··· Records for the task ···

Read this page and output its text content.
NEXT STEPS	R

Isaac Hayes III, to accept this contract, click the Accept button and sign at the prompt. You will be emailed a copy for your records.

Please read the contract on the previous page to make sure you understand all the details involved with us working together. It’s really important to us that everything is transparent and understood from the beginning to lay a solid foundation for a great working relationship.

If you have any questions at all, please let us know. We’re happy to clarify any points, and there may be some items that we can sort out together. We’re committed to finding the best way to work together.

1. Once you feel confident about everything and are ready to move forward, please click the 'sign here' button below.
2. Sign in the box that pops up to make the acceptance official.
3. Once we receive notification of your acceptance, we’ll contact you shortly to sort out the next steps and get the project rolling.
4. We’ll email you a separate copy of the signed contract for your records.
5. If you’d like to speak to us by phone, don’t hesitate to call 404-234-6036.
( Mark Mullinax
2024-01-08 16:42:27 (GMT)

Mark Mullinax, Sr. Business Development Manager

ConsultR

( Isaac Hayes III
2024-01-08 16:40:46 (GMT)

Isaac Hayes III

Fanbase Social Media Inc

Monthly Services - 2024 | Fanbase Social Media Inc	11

···

Set problem
Quote every record above exactly.

Reply to the exercise
Read this page and output its text content.
NEXT STEPS	R

Isaac Hayes III, to accept this contract, click the Accept button and sign at the prompt. You will be emailed a copy for your records.

Please read the contract on the previous page to make sure you understand all the details involved with us working together. It’s really important to us that everything is transparent and understood from the beginning to lay a solid foundation for a great working relationship.

If you have any questions at all, please let us know. We’re happy to clarify any points, and there may be some items that we can sort out together. We’re committed to finding the best way to work together.

1. Once you feel confident about everything and are ready to move forward, please click the 'sign here' button below.
2. Sign in the box that pops up to make the acceptance official.
3. Once we receive notification of your acceptance, we’ll contact you shortly to sort out the next steps and get the project rolling.
4. We’ll email you a separate copy of the signed contract for your records.
5. If you’d like to speak to us by phone, don’t hesitate to call 404-234-6036.
( Mark Mullinax
2024-01-08 16:42:27 (GMT)

Mark Mullinax, Sr. Business Development Manager

ConsultR

( Isaac Hayes III
2024-01-08 16:40:46 (GMT)

Isaac Hayes III

Fanbase Social Media Inc

Monthly Services - 2024 | Fanbase Social Media Inc	11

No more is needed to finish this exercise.